Every line below that mentions the word "Wavelet" should be copied out.

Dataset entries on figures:
····················
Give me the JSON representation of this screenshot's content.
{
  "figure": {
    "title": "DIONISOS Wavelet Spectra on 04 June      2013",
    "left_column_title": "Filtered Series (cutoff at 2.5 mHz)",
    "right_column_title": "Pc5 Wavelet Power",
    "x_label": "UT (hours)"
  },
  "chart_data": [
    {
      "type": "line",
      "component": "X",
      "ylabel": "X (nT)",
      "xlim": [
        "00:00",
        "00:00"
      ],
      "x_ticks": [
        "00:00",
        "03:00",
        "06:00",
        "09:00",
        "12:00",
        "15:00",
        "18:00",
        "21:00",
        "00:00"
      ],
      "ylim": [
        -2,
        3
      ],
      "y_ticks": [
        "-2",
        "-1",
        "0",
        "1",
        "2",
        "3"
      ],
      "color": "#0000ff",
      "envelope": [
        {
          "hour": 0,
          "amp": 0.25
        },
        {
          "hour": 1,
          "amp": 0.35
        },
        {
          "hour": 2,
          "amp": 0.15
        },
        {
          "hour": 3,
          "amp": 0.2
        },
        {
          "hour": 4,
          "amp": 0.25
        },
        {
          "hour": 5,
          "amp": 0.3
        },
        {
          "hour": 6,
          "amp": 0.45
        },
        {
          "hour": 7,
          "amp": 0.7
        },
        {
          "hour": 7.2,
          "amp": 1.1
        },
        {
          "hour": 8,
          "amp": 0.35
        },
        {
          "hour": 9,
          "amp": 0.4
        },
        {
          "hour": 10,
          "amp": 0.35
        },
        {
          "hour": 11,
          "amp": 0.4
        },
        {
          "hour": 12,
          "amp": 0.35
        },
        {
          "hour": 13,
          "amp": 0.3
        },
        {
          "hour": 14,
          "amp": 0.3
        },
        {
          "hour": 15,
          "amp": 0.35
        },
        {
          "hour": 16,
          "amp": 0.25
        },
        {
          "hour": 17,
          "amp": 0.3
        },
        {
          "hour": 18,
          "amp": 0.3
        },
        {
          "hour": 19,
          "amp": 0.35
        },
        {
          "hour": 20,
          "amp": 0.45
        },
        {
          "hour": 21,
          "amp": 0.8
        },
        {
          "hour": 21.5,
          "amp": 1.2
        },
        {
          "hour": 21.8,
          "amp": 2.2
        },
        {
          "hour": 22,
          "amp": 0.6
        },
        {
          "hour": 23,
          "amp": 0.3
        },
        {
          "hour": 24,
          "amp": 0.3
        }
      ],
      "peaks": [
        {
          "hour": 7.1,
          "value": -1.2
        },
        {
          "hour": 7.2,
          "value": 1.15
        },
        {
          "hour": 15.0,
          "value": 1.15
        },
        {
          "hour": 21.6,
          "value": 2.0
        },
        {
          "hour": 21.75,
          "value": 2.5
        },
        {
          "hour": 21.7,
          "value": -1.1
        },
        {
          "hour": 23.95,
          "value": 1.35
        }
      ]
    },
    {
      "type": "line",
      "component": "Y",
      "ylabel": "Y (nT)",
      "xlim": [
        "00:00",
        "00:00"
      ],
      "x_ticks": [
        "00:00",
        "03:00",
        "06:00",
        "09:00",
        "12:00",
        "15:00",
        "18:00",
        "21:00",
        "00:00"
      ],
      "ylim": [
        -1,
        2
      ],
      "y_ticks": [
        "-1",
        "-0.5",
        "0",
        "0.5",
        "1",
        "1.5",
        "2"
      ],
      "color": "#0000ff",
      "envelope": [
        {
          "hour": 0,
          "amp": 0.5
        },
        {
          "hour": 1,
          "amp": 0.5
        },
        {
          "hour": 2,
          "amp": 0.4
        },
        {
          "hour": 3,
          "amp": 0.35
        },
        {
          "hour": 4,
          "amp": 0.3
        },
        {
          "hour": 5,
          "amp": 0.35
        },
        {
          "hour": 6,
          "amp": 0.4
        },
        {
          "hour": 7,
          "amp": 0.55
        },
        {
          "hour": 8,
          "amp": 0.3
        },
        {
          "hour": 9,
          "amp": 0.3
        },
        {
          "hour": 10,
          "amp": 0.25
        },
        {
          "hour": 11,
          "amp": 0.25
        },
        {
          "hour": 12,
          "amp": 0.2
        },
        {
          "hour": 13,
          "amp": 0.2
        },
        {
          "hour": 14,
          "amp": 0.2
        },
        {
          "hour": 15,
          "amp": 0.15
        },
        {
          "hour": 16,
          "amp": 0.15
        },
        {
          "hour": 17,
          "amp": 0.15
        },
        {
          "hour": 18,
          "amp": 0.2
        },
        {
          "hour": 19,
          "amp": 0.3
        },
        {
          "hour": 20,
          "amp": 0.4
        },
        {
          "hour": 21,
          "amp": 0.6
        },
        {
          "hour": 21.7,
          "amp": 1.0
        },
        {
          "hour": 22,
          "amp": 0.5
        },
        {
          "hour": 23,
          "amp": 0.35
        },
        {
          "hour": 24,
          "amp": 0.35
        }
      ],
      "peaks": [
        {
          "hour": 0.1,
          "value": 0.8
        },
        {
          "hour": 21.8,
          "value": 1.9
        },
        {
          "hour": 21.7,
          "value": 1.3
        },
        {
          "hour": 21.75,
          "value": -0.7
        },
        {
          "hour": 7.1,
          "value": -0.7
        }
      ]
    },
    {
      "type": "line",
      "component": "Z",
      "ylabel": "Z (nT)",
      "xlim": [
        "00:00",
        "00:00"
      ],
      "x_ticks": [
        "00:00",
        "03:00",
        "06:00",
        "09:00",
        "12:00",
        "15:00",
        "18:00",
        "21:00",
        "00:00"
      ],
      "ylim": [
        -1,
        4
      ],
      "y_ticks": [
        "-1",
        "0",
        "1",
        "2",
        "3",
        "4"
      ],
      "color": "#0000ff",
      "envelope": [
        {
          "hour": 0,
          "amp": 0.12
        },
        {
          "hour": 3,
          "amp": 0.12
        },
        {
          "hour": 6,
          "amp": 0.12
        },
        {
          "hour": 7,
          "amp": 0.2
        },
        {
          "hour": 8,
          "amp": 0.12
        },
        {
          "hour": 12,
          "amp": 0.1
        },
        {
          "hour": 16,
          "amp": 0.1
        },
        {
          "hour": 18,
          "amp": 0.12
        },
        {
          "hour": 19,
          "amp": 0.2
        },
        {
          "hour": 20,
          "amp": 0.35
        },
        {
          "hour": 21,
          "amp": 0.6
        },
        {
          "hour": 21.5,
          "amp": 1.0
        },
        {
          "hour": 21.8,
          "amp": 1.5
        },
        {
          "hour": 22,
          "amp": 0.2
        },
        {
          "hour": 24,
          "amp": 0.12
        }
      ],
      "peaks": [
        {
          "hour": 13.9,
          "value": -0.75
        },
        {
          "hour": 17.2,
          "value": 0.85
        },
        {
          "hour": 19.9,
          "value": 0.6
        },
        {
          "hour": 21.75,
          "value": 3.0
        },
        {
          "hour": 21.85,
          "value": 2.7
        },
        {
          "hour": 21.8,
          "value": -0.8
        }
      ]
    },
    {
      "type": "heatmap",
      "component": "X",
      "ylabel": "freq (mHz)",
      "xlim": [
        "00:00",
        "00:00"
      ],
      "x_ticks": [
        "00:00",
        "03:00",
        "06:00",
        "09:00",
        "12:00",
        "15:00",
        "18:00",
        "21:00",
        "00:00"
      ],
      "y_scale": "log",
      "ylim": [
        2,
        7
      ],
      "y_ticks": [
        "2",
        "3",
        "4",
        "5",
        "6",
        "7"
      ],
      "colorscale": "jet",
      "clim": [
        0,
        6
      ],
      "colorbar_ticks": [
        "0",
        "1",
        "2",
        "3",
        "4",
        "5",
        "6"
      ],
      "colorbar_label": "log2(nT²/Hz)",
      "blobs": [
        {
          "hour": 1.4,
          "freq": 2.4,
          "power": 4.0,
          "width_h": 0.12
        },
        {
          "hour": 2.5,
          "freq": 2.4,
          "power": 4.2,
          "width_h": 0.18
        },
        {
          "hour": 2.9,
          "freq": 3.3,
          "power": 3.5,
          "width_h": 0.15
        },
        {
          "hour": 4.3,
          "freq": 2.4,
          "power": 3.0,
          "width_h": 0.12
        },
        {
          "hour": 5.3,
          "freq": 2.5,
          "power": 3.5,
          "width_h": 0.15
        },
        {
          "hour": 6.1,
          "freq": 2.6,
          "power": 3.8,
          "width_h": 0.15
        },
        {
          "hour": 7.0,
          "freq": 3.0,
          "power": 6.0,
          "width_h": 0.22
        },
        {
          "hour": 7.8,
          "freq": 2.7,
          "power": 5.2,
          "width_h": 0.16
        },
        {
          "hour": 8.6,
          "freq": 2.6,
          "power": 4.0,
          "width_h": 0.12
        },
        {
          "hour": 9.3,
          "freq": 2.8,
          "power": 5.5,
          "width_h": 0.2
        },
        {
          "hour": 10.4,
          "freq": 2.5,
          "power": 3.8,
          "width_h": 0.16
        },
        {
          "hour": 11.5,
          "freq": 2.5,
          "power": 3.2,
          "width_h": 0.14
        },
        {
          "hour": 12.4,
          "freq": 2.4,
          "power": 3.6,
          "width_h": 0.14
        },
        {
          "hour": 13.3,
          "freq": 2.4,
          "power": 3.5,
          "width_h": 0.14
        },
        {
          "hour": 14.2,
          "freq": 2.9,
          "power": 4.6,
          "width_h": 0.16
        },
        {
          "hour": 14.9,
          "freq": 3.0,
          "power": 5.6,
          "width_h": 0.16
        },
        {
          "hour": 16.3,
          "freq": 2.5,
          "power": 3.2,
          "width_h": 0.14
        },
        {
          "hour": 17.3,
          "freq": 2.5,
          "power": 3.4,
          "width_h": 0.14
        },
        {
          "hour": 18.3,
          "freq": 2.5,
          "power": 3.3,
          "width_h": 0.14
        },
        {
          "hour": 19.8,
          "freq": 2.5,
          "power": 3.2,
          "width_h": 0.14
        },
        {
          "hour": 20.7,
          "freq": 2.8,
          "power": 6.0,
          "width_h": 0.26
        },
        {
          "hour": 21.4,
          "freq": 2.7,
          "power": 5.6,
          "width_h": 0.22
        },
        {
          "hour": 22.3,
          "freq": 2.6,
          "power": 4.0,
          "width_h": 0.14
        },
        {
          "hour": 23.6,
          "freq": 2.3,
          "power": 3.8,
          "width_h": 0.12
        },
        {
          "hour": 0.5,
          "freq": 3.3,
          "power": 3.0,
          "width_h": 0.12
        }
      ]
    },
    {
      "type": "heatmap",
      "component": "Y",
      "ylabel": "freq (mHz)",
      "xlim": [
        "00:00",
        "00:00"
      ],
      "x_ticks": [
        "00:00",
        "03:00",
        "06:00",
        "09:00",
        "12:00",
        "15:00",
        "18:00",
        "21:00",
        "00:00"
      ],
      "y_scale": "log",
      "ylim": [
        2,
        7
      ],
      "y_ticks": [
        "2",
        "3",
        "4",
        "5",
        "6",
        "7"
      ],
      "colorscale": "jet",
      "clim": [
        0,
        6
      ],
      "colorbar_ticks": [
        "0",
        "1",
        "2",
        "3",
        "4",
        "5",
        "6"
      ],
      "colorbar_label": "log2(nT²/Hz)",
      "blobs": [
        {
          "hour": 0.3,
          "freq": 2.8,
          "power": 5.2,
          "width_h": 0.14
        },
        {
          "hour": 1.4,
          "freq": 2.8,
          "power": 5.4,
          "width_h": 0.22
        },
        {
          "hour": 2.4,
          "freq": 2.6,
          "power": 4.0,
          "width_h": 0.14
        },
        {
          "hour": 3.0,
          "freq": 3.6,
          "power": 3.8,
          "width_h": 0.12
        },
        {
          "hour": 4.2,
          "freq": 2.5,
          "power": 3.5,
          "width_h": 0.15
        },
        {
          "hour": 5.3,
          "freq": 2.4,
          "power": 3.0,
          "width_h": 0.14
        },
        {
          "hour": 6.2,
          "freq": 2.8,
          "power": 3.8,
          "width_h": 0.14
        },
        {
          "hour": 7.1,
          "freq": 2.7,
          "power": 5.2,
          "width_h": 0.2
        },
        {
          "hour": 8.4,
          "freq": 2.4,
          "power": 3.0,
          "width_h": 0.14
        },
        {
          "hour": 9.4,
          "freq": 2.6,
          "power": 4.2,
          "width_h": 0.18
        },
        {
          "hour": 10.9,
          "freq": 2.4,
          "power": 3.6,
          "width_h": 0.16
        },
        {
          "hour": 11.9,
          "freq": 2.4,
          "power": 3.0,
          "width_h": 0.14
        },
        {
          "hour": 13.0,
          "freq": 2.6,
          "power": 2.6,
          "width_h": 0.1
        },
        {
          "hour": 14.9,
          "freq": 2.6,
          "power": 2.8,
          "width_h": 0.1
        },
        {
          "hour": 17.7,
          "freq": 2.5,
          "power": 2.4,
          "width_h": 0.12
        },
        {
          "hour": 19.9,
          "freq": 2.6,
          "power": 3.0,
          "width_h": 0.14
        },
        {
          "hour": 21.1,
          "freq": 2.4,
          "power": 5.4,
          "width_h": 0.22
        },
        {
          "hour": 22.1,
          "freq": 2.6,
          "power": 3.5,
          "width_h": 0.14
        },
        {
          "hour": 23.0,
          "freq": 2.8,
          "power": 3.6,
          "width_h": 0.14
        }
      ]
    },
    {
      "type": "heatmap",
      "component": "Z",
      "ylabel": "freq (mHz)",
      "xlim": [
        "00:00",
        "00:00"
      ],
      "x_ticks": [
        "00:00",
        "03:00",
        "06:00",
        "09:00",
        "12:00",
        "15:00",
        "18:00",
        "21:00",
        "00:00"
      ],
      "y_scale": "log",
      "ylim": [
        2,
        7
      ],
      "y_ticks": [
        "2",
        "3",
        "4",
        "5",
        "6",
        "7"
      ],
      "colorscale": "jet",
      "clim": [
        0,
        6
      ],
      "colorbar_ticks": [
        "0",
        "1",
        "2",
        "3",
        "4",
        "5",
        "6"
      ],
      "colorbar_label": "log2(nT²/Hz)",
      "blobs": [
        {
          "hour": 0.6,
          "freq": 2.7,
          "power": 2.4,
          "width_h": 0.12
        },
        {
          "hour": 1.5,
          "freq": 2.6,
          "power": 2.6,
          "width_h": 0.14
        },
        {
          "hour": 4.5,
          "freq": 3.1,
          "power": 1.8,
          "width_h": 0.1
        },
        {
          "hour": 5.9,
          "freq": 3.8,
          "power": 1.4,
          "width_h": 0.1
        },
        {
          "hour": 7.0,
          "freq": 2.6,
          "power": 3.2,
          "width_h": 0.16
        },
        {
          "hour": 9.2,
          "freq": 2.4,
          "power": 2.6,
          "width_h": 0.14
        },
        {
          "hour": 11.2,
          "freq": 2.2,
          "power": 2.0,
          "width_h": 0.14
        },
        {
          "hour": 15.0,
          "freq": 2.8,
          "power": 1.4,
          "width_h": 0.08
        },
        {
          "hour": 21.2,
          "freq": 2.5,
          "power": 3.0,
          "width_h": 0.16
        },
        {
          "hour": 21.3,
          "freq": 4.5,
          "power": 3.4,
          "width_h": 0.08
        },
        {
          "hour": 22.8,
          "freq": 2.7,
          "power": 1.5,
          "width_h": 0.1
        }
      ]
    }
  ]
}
····················
-- Exercise answer --
    "title": "DIONISOS Wavelet Spectra on 04 June      2013",
    "right_column_title": "Pc5 Wavelet Power",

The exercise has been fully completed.